AIM OF THE TASK.
Repeat each line exactly as it is written.

DATA FOR THIS EXERCISE.
## start
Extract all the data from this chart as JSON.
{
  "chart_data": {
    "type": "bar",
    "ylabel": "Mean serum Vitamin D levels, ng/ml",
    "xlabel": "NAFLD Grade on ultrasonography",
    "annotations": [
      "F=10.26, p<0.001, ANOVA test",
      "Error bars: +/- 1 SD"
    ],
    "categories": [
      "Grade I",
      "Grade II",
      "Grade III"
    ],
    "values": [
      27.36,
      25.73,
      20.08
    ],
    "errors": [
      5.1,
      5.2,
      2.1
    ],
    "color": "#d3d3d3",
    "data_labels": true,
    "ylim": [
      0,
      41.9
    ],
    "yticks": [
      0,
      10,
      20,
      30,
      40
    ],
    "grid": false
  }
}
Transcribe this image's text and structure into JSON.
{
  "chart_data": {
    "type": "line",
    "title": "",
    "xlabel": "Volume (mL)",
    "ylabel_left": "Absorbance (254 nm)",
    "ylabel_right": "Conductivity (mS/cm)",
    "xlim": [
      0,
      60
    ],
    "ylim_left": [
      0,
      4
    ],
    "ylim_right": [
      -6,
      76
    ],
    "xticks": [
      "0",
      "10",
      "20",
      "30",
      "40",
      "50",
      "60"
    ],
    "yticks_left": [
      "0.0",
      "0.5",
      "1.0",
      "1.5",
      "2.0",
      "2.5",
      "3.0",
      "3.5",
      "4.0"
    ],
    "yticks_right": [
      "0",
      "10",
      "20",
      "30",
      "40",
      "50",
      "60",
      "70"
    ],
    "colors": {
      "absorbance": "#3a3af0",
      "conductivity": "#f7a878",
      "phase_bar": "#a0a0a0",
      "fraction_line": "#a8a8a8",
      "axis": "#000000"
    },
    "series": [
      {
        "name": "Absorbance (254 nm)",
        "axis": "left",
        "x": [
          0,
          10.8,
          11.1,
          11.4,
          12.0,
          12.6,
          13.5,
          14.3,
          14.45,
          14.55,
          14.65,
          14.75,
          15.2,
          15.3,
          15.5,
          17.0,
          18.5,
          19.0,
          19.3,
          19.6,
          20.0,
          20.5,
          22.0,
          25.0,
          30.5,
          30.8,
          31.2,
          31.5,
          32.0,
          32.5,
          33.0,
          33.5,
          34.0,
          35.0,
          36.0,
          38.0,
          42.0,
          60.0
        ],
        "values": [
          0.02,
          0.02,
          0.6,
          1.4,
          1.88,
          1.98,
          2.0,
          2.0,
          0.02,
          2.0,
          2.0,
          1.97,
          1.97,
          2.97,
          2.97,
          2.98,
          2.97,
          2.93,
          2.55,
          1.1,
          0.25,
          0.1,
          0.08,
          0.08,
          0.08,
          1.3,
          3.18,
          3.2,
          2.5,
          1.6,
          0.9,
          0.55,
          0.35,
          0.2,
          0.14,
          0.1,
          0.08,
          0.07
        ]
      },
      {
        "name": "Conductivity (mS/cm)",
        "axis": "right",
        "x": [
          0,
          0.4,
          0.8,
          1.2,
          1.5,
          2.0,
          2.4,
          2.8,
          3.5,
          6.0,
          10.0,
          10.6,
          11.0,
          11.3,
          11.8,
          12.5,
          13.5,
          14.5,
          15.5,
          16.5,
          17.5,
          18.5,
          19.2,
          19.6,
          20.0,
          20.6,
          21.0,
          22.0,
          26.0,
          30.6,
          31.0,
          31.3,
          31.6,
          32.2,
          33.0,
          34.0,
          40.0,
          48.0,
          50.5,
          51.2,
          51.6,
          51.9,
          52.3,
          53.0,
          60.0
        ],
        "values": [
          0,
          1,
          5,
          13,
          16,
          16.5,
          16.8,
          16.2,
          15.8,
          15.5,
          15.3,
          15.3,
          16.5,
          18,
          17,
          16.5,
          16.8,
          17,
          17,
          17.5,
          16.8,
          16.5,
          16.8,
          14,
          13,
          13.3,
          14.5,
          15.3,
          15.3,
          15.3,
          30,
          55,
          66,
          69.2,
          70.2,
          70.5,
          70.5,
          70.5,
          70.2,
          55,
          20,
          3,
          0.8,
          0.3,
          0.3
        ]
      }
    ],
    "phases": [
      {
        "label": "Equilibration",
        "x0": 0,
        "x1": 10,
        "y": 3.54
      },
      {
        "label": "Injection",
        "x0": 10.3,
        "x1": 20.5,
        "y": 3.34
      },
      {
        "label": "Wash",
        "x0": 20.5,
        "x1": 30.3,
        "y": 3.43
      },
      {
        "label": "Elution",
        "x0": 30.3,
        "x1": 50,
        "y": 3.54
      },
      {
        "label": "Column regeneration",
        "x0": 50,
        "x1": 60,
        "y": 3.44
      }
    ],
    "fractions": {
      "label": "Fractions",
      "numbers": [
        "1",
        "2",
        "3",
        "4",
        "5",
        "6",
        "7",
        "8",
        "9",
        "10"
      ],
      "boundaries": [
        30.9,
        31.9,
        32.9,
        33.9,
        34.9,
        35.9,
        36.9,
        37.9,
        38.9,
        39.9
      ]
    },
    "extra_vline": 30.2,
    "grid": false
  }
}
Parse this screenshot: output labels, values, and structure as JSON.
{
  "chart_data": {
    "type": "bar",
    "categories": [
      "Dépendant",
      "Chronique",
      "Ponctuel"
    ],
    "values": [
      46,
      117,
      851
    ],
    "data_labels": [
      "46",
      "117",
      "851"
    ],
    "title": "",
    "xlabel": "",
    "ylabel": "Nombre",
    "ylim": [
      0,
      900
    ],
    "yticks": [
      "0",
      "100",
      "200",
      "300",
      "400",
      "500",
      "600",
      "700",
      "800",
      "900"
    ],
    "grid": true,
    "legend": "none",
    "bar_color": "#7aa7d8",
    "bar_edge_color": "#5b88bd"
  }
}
## end
EXERCISE RESPONSE.
Extract all the data from this chart as JSON.
{
  "chart_data": {
    "type": "bar",
    "ylabel": "Mean serum Vitamin D levels, ng/ml",
    "xlabel": "NAFLD Grade on ultrasonography",
    "annotations": [
      "F=10.26, p<0.001, ANOVA test",
      "Error bars: +/- 1 SD"
    ],
    "categories": [
      "Grade I",
      "Grade II",
      "Grade III"
    ],
    "values": [
      27.36,
      25.73,
      20.08
    ],
    "errors": [
      5.1,
      5.2,
      2.1
    ],
    "color": "#d3d3d3",
    "data_labels": true,
    "ylim": [
      0,
      41.9
    ],
    "yticks": [
      0,
      10,
      20,
      30,
      40
    ],
    "grid": false
  }
}
Transcribe this image's text and structure into JSON.
{
  "chart_data": {
    "type": "line",
    "title": "",
    "xlabel": "Volume (mL)",
    "ylabel_left": "Absorbance (254 nm)",
    "ylabel_right": "Conductivity (mS/cm)",
    "xlim": [
      0,
      60
    ],
    "ylim_left": [
      0,
      4
    ],
    "ylim_right": [
      -6,
      76
    ],
    "xticks": [
      "0",
      "10",
      "20",
      "30",
      "40",
      "50",
      "60"
    ],
    "yticks_left": [
      "0.0",
      "0.5",
      "1.0",
      "1.5",
      "2.0",
      "2.5",
      "3.0",
      "3.5",
      "4.0"
    ],
    "yticks_right": [
      "0",
      "10",
      "20",
      "30",
      "40",
      "50",
      "60",
      "70"
    ],
    "colors": {
      "absorbance": "#3a3af0",
      "conductivity": "#f7a878",
      "phase_bar": "#a0a0a0",
      "fraction_line": "#a8a8a8",
      "axis": "#000000"
    },
    "series": [
      {
        "name": "Absorbance (254 nm)",
        "axis": "left",
        "x": [
          0,
          10.8,
          11.1,
          11.4,
          12.0,
          12.6,
          13.5,
          14.3,
          14.45,
          14.55,
          14.65,
          14.75,
          15.2,
          15.3,
          15.5,
          17.0,
          18.5,
          19.0,
          19.3,
          19.6,
          20.0,
          20.5,
          22.0,
          25.0,
          30.5,
          30.8,
          31.2,
          31.5,
          32.0,
          32.5,
          33.0,
          33.5,
          34.0,
          35.0,
          36.0,
          38.0,
          42.0,
          60.0
        ],
        "values": [
          0.02,
          0.02,
          0.6,
          1.4,
          1.88,
          1.98,
          2.0,
          2.0,
          0.02,
          2.0,
          2.0,
          1.97,
          1.97,
          2.97,
          2.97,
          2.98,
          2.97,
          2.93,
          2.55,
          1.1,
          0.25,
          0.1,
          0.08,
          0.08,
          0.08,
          1.3,
          3.18,
          3.2,
          2.5,
          1.6,
          0.9,
          0.55,
          0.35,
          0.2,
          0.14,
          0.1,
          0.08,
          0.07
        ]
      },
      {
        "name": "Conductivity (mS/cm)",
        "axis": "right",
        "x": [
          0,
          0.4,
          0.8,
          1.2,
          1.5,
          2.0,
          2.4,
          2.8,
          3.5,
          6.0,
          10.0,
          10.6,
          11.0,
          11.3,
          11.8,
          12.5,
          13.5,
          14.5,
          15.5,
          16.5,
          17.5,
          18.5,
          19.2,
          19.6,
          20.0,
          20.6,
          21.0,
          22.0,
          26.0,
          30.6,
          31.0,
          31.3,
          31.6,
          32.2,
          33.0,
          34.0,
          40.0,
          48.0,
          50.5,
          51.2,
          51.6,
          51.9,
          52.3,
          53.0,
          60.0
        ],
        "values": [
          0,
          1,
          5,
          13,
          16,
          16.5,
          16.8,
          16.2,
          15.8,
          15.5,
          15.3,
          15.3,
          16.5,
          18,
          17,
          16.5,
          16.8,
          17,
          17,
          17.5,
          16.8,
          16.5,
          16.8,
          14,
          13,
          13.3,
          14.5,
          15.3,
          15.3,
          15.3,
          30,
          55,
          66,
          69.2,
          70.2,
          70.5,
          70.5,
          70.5,
          70.2,
          55,
          20,
          3,
          0.8,
          0.3,
          0.3
        ]
      }
    ],
    "phases": [
      {
        "label": "Equilibration",
        "x0": 0,
        "x1": 10,
        "y": 3.54
      },
      {
        "label": "Injection",
        "x0": 10.3,
        "x1": 20.5,
        "y": 3.34
      },
      {
        "label": "Wash",
        "x0": 20.5,
        "x1": 30.3,
        "y": 3.43
      },
      {
        "label": "Elution",
        "x0": 30.3,
        "x1": 50,
        "y": 3.54
      },
      {
        "label": "Column regeneration",
        "x0": 50,
        "x1": 60,
        "y": 3.44
      }
    ],
    "fractions": {
      "label": "Fractions",
      "numbers": [
        "1",
        "2",
        "3",
        "4",
        "5",
        "6",
        "7",
        "8",
        "9",
        "10"
      ],
      "boundaries": [
        30.9,
        31.9,
        32.9,
        33.9,
        34.9,
        35.9,
        36.9,
        37.9,
        38.9,
        39.9
      ]
    },
    "extra_vline": 30.2,
    "grid": false
  }
}
Parse this screenshot: output labels, values, and structure as JSON.
{
  "chart_data": {
    "type": "bar",
    "categories": [
      "Dépendant",
      "Chronique",
      "Ponctuel"
    ],
    "values": [
      46,
      117,
      851
    ],
    "data_labels": [
      "46",
      "117",
      "851"
    ],
    "title": "",
    "xlabel": "",
    "ylabel": "Nombre",
    "ylim": [
      0,
      900
    ],
    "yticks": [
      "0",
      "100",
      "200",
      "300",
      "400",
      "500",
      "600",
      "700",
      "800",
      "900"
    ],
    "grid": true,
    "legend": "none",
    "bar_color": "#7aa7d8",
    "bar_edge_color": "#5b88bd"
  }
}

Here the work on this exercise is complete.